**Description of the task**:
Report how many lines in the records below contain the word "screenshot". Give only the number.

**Available data**:
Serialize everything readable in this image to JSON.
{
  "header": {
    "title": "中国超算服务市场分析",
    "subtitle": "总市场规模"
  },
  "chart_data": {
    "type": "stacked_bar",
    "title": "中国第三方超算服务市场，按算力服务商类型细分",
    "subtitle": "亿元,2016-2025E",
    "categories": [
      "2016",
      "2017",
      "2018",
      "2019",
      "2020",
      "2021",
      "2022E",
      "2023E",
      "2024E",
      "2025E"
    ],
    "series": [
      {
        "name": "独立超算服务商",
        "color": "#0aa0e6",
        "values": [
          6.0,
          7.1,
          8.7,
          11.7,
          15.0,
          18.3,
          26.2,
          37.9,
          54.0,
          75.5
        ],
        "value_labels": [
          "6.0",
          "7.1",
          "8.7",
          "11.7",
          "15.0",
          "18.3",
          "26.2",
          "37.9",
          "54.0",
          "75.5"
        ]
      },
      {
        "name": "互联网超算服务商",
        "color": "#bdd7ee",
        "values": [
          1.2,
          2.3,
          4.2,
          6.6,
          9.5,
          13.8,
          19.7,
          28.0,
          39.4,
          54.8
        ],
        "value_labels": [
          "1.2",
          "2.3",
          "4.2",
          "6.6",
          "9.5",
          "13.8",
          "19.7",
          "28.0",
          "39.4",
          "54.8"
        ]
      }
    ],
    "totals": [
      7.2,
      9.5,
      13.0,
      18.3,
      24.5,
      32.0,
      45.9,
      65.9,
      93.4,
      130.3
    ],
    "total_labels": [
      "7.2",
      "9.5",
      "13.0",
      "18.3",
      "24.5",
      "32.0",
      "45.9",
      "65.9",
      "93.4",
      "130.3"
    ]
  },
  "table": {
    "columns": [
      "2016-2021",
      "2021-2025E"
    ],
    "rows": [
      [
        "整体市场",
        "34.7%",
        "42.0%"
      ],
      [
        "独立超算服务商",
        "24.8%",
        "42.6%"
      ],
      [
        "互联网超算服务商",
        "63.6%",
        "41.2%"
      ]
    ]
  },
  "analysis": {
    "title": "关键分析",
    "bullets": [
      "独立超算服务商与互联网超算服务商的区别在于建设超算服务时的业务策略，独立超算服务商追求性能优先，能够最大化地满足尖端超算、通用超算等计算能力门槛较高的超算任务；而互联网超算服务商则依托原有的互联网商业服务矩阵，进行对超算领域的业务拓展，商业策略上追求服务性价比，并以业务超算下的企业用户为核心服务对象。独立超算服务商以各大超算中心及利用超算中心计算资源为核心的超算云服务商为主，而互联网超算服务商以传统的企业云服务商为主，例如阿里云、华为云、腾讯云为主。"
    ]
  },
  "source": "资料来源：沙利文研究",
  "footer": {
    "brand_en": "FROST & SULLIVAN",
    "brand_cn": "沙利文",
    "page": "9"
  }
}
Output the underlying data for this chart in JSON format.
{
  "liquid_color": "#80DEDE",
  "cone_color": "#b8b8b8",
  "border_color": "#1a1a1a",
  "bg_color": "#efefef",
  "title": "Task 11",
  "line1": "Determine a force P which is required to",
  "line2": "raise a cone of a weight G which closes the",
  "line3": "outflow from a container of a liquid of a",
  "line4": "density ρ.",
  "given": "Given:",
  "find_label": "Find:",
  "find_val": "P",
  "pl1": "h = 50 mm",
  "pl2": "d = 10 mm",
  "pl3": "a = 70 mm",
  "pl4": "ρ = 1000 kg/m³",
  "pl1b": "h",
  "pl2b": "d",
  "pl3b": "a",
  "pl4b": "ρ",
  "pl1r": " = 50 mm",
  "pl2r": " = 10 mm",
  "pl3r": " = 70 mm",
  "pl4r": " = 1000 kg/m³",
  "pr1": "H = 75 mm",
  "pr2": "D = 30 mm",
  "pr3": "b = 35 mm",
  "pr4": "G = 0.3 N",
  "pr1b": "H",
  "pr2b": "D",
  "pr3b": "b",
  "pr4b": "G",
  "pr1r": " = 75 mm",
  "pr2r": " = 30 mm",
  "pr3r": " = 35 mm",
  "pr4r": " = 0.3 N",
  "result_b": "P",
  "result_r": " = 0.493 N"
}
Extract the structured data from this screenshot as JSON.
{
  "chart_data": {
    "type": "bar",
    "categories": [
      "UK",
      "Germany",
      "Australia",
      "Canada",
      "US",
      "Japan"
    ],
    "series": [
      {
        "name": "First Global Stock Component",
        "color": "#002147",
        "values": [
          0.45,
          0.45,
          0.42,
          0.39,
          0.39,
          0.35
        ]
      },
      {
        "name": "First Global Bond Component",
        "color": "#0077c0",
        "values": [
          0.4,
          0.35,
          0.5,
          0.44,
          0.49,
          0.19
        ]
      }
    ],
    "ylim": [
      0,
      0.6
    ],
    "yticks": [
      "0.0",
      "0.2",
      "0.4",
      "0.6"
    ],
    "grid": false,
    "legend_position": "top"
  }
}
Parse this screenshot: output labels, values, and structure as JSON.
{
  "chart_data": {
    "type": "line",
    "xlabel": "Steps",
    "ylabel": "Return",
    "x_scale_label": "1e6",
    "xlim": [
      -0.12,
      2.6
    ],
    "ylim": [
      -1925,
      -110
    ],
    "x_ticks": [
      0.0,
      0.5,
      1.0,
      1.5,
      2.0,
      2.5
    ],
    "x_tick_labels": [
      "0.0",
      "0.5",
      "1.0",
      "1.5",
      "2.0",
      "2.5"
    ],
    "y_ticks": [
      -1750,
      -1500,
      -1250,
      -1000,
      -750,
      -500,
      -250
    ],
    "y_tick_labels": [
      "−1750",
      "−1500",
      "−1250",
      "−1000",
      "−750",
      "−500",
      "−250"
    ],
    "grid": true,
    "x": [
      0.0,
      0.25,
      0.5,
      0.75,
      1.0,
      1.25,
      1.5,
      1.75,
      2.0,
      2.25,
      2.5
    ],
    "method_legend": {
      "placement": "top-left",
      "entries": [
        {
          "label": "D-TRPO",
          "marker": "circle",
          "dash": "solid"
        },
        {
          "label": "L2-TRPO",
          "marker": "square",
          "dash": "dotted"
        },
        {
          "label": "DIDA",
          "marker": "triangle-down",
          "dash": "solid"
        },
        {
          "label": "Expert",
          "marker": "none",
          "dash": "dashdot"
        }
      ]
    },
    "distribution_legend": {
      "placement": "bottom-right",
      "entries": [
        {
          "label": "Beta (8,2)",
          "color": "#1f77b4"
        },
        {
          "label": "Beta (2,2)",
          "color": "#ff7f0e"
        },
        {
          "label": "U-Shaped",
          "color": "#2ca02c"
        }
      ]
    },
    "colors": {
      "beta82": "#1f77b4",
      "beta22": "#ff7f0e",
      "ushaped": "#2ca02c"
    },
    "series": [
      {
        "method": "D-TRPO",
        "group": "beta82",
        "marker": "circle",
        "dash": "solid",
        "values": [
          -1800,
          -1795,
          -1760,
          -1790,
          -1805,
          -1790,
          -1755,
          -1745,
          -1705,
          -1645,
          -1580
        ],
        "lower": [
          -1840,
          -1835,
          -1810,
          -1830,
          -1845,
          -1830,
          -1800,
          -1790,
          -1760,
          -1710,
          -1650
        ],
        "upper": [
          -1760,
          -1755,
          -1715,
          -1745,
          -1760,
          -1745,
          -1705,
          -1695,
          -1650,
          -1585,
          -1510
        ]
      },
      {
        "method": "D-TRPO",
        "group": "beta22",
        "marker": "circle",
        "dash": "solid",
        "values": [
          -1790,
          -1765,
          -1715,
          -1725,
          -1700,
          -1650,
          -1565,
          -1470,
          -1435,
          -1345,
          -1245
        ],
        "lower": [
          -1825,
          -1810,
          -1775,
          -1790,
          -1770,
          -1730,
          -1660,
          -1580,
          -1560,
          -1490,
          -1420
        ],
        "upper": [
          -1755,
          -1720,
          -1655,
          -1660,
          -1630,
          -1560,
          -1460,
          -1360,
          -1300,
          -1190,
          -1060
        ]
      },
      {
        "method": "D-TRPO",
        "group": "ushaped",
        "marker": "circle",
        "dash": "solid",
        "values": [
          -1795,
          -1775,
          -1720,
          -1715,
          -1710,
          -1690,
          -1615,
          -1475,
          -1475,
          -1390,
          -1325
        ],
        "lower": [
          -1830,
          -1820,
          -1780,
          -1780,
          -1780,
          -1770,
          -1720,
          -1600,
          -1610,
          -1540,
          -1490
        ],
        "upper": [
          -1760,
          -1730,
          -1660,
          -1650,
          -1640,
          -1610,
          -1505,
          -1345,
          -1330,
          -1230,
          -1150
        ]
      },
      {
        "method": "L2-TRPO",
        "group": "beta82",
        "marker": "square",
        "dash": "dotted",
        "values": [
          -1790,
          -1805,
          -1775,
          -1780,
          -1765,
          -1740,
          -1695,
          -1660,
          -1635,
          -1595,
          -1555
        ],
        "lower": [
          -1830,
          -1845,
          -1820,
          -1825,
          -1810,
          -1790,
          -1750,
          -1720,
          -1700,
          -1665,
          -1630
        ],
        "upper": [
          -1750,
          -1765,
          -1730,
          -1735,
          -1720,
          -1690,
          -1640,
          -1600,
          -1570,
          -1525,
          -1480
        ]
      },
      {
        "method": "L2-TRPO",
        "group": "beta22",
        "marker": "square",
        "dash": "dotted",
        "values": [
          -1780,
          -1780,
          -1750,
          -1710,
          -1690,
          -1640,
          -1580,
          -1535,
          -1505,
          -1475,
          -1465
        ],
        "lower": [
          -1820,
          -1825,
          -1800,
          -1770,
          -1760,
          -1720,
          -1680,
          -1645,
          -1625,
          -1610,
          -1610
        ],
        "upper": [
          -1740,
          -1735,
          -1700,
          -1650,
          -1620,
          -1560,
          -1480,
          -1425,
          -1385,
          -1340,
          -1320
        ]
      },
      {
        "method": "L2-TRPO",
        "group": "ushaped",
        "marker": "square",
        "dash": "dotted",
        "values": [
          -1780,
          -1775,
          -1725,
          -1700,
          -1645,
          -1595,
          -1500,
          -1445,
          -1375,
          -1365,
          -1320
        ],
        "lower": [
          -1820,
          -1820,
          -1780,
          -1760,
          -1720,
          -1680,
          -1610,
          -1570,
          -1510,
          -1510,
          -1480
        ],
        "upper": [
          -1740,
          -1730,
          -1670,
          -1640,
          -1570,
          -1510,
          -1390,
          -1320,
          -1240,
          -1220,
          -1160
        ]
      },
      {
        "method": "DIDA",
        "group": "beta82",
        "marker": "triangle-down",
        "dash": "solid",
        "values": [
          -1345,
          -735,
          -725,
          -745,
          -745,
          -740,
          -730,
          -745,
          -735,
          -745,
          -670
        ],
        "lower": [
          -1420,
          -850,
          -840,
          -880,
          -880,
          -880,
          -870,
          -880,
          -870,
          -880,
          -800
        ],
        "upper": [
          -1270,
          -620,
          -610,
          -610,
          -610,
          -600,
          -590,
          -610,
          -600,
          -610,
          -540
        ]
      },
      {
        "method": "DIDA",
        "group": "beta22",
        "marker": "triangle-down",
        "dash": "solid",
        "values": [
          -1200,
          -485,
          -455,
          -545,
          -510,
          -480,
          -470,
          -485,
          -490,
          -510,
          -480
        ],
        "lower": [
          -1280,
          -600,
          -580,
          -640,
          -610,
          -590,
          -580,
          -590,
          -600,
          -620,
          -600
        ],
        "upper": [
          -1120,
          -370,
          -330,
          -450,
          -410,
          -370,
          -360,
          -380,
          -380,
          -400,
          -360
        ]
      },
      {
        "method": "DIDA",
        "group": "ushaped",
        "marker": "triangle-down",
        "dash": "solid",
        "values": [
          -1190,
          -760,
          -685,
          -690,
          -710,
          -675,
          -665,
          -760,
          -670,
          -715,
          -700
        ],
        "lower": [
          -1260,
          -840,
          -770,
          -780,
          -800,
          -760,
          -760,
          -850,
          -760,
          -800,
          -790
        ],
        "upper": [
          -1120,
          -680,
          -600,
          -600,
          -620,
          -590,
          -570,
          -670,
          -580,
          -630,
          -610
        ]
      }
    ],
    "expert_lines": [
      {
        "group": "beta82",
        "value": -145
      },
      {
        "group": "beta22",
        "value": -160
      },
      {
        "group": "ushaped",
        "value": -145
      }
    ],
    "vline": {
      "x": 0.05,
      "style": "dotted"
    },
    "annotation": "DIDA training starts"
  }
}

**Correct response**:
2